## Written problem
In the listing below, find every line with the string "date" and pull it out.

## Record excerpts

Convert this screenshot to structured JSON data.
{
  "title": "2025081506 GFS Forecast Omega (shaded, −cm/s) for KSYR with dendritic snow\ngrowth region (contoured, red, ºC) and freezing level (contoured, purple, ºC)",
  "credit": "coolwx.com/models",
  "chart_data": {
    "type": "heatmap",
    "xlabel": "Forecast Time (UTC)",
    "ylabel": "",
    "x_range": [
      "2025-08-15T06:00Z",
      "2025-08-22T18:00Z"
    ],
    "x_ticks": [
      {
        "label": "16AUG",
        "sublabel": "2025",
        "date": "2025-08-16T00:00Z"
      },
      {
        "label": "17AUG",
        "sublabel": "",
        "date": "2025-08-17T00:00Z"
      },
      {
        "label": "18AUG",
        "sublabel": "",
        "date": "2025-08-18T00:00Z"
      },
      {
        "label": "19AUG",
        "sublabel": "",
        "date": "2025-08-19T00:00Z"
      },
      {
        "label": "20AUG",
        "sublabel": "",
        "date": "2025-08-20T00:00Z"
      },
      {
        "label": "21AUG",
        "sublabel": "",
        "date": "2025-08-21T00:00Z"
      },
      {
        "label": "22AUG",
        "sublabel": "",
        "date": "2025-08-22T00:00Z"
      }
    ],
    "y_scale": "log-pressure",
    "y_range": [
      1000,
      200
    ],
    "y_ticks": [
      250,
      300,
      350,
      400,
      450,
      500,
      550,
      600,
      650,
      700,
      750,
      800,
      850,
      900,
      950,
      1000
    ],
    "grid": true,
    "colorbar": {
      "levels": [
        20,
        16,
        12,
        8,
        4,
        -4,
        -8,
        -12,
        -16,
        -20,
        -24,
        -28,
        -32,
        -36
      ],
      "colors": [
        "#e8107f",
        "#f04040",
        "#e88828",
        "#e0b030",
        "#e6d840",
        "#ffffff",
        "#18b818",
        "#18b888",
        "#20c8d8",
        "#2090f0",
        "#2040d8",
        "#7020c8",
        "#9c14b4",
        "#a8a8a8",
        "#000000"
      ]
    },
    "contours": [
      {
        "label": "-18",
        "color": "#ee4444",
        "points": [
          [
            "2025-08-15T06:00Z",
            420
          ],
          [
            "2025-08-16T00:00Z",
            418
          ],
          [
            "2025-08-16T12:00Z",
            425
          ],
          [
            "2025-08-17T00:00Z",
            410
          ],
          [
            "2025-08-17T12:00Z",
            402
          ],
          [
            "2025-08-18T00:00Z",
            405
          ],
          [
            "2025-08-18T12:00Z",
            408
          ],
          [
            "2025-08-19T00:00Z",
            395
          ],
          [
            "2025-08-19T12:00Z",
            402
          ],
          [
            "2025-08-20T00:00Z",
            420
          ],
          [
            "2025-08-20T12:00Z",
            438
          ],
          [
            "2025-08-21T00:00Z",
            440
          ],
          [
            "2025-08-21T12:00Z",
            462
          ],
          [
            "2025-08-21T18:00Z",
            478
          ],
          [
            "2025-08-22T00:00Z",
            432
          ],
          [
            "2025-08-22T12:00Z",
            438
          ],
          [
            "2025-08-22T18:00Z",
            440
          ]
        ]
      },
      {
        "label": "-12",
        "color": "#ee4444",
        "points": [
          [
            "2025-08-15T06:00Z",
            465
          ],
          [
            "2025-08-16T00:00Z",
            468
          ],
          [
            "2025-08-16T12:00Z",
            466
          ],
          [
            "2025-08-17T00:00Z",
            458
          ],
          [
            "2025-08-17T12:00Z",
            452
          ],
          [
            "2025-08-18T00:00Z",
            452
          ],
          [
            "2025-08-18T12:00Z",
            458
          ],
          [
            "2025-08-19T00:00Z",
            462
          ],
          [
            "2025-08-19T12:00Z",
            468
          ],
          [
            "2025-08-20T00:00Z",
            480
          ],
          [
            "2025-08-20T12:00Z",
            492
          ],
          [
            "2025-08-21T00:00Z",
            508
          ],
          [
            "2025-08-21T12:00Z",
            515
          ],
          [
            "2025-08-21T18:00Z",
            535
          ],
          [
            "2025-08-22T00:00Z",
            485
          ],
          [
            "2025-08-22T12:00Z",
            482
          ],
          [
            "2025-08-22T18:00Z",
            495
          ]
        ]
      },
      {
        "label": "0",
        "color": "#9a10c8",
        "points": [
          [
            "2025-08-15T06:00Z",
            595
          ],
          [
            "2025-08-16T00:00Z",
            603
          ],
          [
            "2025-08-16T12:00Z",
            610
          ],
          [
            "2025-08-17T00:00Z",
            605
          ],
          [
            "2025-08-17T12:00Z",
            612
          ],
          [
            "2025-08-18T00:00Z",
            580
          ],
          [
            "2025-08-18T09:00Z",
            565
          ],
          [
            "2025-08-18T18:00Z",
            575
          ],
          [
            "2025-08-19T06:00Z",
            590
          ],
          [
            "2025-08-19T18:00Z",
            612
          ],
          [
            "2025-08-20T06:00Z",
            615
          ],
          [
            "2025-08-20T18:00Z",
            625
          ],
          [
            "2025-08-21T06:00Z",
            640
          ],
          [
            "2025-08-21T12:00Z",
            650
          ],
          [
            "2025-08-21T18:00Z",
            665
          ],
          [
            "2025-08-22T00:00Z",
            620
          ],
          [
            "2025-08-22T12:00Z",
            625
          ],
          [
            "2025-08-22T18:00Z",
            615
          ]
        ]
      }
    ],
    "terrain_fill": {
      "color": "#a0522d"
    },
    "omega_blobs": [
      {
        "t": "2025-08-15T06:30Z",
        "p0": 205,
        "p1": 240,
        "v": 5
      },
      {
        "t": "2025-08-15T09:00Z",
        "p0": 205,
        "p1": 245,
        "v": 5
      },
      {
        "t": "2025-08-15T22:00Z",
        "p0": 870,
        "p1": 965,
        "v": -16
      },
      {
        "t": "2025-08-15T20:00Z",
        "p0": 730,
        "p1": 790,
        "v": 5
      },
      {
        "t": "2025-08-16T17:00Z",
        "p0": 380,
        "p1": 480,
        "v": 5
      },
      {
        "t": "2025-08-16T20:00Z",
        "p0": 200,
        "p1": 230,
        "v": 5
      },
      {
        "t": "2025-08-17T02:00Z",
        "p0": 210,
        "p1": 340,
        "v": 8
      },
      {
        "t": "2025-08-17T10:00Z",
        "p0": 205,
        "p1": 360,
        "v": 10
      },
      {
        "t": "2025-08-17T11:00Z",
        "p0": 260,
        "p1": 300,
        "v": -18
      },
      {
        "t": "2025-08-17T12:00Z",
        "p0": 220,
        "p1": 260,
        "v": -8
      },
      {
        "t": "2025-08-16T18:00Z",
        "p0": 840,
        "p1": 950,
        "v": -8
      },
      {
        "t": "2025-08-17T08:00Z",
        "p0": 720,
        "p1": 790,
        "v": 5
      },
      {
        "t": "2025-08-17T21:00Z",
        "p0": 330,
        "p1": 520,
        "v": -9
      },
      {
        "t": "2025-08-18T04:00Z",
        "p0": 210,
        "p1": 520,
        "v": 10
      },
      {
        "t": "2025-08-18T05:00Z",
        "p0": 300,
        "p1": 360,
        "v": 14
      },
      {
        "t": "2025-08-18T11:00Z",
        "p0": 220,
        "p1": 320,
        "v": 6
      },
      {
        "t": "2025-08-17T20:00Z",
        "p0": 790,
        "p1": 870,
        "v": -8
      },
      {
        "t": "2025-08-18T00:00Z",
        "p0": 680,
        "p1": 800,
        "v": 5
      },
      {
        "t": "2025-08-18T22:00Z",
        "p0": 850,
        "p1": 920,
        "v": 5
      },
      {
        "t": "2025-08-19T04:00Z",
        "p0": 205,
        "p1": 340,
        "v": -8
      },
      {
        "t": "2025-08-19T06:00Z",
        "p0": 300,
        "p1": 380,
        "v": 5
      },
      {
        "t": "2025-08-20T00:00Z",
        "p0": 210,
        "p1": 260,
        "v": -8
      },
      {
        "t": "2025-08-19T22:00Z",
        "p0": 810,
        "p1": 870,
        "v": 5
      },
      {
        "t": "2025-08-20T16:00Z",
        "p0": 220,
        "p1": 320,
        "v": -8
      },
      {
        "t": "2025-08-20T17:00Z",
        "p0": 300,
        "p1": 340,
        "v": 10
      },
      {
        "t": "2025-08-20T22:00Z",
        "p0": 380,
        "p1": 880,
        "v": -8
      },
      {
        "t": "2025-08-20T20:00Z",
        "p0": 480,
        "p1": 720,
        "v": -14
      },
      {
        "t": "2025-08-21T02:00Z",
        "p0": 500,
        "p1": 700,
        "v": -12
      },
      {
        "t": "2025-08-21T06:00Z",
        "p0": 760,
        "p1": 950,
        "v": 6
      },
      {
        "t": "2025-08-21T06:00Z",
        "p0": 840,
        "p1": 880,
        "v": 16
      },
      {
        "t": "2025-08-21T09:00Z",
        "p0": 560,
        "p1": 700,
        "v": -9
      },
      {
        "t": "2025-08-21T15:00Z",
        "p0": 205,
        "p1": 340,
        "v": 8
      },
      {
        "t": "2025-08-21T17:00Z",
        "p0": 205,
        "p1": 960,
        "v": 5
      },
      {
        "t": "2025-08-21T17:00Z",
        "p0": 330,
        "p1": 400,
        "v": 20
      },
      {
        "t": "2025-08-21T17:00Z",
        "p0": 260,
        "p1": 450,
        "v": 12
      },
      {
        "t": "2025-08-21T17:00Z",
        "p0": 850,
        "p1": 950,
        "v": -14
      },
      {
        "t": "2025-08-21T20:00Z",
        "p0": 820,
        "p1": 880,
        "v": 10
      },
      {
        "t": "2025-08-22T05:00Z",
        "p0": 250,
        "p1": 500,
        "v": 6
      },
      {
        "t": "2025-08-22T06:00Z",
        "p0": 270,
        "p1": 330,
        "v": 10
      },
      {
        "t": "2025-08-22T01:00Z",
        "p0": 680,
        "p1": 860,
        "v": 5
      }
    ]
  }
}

## Problem solution
        "date": "2025-08-16T00:00Z"
        "date": "2025-08-17T00:00Z"
        "date": "2025-08-18T00:00Z"
        "date": "2025-08-19T00:00Z"
        "date": "2025-08-20T00:00Z"
        "date": "2025-08-21T00:00Z"
        "date": "2025-08-22T00:00Z"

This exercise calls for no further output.